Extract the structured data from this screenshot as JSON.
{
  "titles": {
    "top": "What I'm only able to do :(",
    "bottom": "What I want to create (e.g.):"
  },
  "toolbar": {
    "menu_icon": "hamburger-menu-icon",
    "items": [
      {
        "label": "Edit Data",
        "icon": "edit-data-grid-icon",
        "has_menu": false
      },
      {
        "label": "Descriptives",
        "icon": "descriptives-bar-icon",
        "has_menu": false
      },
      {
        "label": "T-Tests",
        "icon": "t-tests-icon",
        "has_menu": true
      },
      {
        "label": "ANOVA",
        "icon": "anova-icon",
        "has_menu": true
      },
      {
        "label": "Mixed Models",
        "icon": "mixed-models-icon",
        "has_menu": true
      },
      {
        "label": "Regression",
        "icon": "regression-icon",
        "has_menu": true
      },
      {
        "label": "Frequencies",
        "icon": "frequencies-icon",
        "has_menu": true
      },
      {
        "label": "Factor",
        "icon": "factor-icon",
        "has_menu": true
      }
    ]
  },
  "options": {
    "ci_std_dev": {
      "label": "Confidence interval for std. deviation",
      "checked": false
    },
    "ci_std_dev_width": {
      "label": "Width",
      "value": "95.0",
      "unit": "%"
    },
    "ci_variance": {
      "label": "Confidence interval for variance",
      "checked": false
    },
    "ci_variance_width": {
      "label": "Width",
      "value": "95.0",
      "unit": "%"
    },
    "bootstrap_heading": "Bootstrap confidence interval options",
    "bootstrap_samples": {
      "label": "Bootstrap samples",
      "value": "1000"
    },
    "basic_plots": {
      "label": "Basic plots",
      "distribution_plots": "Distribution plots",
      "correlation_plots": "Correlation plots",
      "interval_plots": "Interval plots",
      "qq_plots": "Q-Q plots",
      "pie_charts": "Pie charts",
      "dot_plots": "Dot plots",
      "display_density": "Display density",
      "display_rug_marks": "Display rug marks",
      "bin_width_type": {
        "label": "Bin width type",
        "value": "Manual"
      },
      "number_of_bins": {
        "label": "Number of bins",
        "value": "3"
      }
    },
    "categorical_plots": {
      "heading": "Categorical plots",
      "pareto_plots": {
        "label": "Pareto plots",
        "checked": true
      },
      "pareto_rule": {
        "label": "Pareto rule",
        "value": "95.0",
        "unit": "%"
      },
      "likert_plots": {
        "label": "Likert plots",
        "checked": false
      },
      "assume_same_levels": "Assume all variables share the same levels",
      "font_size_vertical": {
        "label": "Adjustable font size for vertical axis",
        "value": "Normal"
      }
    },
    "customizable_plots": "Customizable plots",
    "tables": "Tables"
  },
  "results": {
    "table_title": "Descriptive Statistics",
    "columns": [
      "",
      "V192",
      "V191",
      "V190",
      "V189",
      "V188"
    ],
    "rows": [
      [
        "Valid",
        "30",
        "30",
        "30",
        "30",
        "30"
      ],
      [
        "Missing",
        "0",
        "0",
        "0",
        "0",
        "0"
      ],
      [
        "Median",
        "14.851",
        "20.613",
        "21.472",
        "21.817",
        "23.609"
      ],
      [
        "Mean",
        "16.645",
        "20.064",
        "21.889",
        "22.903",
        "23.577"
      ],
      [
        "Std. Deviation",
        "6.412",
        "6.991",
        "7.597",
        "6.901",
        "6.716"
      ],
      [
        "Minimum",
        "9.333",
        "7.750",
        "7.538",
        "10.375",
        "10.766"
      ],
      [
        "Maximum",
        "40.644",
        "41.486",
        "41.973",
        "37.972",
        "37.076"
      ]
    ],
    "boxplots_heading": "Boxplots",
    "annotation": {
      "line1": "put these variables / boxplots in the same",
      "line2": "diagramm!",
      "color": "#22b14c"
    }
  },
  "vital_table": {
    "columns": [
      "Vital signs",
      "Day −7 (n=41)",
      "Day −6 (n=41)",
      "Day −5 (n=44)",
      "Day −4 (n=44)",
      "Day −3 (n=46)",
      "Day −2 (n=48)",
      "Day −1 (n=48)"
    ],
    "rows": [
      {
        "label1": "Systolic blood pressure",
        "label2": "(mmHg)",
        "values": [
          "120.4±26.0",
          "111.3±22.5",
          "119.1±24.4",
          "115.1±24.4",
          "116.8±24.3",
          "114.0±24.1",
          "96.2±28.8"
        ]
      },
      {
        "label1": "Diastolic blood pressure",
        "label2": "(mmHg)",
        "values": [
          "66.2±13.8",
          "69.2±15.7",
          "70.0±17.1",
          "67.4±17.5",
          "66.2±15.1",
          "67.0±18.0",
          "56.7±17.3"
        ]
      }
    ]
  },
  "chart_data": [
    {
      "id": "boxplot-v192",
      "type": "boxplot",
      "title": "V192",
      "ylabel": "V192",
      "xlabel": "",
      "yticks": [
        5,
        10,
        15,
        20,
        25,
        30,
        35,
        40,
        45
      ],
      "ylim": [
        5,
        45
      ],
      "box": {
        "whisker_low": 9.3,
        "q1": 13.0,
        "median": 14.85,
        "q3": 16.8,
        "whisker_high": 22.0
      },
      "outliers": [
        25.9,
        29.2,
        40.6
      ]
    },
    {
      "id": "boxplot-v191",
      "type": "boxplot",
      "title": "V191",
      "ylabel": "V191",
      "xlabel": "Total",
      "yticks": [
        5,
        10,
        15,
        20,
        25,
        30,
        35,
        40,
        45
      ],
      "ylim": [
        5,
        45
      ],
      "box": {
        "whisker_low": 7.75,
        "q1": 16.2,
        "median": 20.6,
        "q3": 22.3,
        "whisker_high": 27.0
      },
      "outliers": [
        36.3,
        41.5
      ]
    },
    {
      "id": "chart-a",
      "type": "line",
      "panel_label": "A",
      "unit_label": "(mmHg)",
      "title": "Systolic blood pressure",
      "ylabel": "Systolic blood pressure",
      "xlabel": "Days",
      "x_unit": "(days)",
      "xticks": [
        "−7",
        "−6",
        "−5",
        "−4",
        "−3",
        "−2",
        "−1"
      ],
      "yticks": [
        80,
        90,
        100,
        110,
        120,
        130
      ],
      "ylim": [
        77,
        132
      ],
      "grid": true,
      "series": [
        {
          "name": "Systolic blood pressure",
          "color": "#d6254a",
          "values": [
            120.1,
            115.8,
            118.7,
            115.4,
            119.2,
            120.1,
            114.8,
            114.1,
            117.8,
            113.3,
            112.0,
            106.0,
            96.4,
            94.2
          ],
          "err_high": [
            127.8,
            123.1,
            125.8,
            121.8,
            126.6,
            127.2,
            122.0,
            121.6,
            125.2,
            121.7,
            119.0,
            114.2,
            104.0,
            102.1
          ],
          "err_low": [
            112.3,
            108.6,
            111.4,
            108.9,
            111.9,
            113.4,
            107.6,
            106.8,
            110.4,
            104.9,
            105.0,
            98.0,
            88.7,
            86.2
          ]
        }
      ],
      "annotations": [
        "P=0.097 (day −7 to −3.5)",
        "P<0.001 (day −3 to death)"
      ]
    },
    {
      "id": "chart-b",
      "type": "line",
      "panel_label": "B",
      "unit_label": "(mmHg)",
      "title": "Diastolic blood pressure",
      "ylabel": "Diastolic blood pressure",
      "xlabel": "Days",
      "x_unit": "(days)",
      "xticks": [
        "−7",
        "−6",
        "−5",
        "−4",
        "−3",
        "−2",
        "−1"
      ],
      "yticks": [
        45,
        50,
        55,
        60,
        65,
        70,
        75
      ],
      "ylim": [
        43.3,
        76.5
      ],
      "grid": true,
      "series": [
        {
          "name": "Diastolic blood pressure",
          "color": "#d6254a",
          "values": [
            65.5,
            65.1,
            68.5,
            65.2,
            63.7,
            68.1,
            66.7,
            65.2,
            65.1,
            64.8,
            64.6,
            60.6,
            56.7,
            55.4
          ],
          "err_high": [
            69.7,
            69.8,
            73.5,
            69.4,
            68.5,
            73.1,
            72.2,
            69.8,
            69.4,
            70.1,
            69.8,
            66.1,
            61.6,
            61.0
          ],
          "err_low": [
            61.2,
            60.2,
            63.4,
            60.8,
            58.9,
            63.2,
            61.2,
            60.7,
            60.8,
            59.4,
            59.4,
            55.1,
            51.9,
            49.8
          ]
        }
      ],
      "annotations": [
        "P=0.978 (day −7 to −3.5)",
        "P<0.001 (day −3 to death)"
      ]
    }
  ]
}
+-------+
#### Exercise aim:
Identify the lines that contain the string "xlabel", and copy every one of them.

#### Response to this exercise:
      "xlabel": "",
      "xlabel": "Total",
      "xlabel": "Days",
      "xlabel": "Days",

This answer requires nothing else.